BEGIN Passage to read

Before they ever take a seat in the pew, see your bridal gown, or take a bite of your wedding cake, your guests receive the printed pieces inviting them to participate in your special day. Make your first impression a good one by following some simple guidelines and creative suggestions from local stationers. We talked with Cheree Berry, owner of Cheree Berry Paper; Alicia Lantzy, owner of On Three Designs; and Julie Redmond, owner of Vellum Posh Paperie to get the answers to the most frequently asked questions concerning invitations.
When should we mail save the date cards?
Our experts agree that six months prior to the wedding is the ideal time to mail save the date cards. There are exceptions, though. If you are having a destination wedding, if a significant number of guests are coming from out-of-town, or if your wedding is on a holiday weekend, consider sending Save the Date cards closer to eight or even ten months in advance of the wedding.
When should we mail the wedding invitations?
Wedding invitations typically are mailed eight weeks prior to the wedding. The same rules apply here as for the save the date. Factors such as destination wedding, holiday weekend, or a large number of out-of-town guests mean you should mail the invitations earlier, 10 to 12 weeks in advance. Additionally, if you chose not to send save the date cards, you may decide to mail invitations ten weeks prior to the wedding.

END Passage to read

### [Stated task]
From the text on wedding invitations, set down word for word the part starting with "When should we mail save" and going on through "ten weeks prior to the wedding.".

BEGIN Material supplied

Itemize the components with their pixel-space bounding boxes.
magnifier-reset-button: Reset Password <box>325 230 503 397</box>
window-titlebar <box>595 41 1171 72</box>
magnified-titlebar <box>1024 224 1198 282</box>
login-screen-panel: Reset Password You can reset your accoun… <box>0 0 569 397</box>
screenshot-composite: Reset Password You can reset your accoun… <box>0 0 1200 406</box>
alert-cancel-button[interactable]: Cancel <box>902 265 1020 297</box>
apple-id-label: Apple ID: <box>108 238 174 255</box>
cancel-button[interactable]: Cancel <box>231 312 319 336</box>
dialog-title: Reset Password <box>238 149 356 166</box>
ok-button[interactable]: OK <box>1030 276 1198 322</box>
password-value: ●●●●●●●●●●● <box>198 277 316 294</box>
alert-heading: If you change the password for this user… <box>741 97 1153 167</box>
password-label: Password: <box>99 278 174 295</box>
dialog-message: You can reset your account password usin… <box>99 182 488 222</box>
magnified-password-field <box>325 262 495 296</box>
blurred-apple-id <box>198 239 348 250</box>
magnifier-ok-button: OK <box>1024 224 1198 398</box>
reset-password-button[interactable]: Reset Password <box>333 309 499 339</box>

END Material supplied
BEGIN Material supplied

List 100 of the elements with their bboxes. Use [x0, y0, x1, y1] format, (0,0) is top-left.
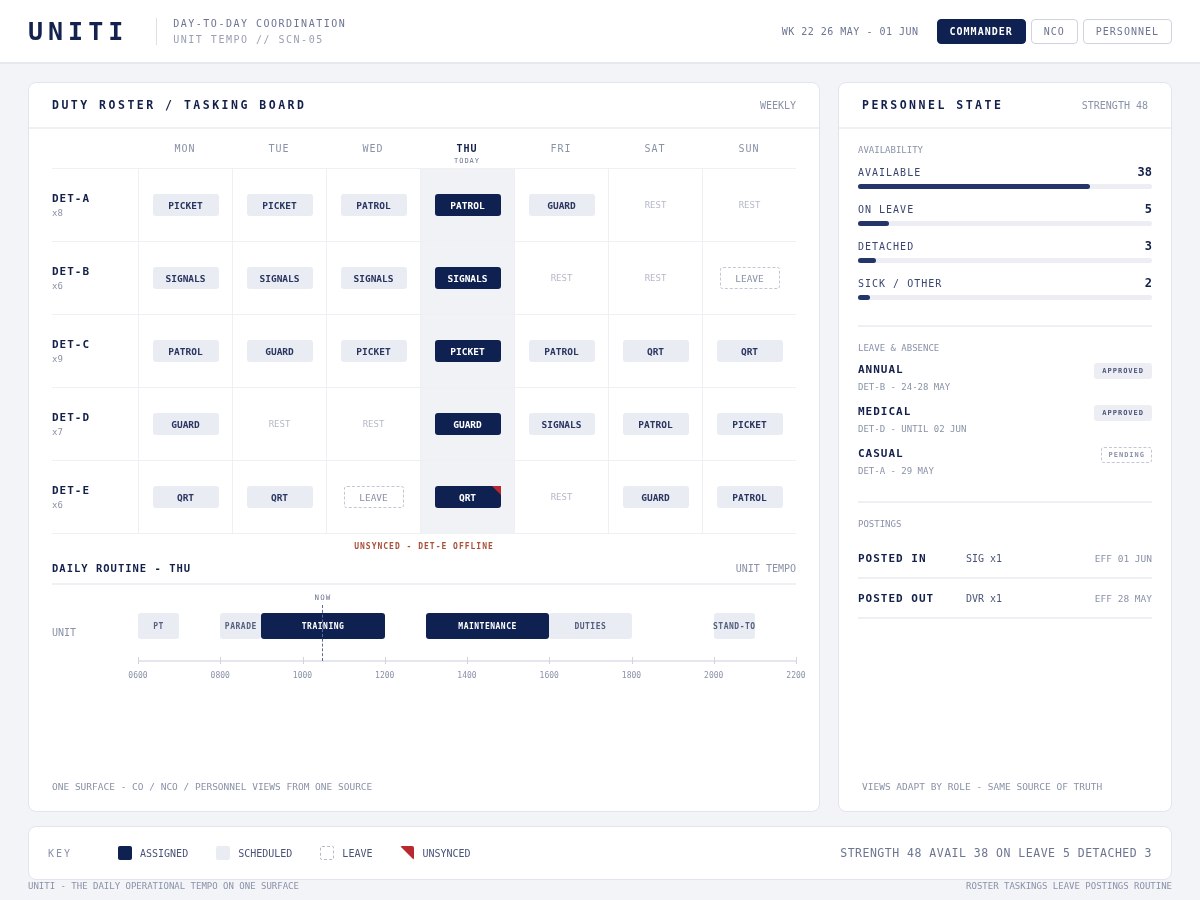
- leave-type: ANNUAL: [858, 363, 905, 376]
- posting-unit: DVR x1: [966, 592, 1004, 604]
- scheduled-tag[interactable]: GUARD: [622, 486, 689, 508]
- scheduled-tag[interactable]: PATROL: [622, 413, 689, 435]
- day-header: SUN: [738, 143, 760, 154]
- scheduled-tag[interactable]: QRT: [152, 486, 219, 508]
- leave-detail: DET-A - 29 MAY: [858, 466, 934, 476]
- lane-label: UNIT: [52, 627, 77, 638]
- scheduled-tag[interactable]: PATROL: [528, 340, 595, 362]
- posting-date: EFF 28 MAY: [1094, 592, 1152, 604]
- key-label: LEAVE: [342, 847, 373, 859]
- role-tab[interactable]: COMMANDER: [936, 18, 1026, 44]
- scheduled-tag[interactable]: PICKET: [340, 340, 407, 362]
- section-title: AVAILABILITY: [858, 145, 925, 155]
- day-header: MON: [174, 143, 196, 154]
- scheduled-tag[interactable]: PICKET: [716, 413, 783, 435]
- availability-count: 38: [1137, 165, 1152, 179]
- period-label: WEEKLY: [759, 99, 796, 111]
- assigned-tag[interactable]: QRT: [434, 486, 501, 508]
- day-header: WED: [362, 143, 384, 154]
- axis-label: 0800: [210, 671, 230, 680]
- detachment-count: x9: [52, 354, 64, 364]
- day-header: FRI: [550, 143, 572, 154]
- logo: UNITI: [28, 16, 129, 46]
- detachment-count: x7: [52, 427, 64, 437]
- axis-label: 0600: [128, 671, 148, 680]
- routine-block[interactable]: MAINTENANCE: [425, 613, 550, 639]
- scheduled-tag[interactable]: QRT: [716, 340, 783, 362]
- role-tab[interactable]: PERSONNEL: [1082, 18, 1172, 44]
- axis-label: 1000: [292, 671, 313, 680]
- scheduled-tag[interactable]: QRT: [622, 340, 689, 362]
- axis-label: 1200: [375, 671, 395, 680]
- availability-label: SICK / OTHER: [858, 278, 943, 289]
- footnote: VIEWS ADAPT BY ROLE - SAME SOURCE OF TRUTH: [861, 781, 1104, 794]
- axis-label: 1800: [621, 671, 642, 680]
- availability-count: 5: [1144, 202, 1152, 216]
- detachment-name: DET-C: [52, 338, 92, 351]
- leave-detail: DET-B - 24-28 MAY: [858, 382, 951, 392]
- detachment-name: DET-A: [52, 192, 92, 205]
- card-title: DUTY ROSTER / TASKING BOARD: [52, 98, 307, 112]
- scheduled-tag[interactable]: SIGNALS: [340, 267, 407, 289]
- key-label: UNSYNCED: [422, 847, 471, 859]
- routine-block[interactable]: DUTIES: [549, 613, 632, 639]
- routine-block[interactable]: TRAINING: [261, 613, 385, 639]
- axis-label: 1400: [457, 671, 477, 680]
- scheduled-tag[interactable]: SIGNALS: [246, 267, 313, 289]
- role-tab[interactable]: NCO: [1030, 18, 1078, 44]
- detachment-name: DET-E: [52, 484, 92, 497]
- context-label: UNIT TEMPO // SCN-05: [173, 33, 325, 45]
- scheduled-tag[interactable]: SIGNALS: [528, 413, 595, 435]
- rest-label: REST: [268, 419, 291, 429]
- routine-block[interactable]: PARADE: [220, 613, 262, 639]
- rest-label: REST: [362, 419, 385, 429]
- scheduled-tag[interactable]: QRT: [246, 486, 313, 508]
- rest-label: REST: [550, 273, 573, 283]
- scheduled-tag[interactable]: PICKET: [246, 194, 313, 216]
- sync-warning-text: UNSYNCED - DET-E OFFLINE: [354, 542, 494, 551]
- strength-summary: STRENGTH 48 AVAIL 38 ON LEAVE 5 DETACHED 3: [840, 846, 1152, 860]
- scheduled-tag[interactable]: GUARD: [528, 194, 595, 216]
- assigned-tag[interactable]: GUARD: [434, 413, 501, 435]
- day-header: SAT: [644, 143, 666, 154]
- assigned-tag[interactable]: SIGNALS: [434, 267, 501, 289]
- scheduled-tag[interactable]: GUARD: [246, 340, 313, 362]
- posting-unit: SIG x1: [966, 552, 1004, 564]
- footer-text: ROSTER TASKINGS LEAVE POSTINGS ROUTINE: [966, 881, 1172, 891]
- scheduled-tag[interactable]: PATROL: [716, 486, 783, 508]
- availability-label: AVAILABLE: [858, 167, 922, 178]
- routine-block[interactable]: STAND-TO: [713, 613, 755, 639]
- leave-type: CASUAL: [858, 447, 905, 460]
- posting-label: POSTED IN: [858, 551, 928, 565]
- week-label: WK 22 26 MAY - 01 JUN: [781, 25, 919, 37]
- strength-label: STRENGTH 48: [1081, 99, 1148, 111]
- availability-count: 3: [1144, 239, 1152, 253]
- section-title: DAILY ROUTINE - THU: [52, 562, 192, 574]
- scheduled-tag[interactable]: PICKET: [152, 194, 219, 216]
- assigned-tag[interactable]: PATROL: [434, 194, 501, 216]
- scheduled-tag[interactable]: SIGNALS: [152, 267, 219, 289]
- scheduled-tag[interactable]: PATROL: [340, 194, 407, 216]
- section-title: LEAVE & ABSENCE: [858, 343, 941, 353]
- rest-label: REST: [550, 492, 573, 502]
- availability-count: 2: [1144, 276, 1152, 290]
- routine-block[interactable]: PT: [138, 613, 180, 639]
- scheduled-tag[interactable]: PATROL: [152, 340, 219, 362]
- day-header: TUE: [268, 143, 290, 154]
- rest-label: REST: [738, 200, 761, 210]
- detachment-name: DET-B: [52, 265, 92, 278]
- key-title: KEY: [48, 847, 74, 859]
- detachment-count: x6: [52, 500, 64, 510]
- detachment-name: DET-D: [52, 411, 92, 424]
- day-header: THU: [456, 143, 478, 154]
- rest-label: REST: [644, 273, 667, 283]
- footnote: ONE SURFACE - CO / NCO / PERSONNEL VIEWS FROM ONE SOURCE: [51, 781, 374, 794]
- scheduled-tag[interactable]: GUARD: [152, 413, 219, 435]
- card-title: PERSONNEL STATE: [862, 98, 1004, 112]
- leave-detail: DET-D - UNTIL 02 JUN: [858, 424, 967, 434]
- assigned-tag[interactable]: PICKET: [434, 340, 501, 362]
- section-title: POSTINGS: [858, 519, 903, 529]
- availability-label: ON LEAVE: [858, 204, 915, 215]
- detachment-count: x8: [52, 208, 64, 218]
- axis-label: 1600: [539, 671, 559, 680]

END Material supplied

### [Final result]
When should we mail save the date cards?
Our experts agree that six months prior to the wedding is the ideal time to mail save the date cards. There are exceptions, though. If you are having a destination wedding, if a significant number of guests are coming from out-of-town, or if your wedding is on a holiday weekend, consider sending Save the Date cards closer to eight or even ten months in advance of the wedding.
When should we mail the wedding invitations?
Wedding invitations typically are mailed eight weeks prior to the wedding. The same rules apply here as for the save the date. Factors such as destination wedding, holiday weekend, or a large number of out-of-town guests mean you should mail the invitations earlier, 10 to 12 weeks in advance. Additionally, if you chose not to send save the date cards, you may decide to mail invitations ten weeks prior to the wedding.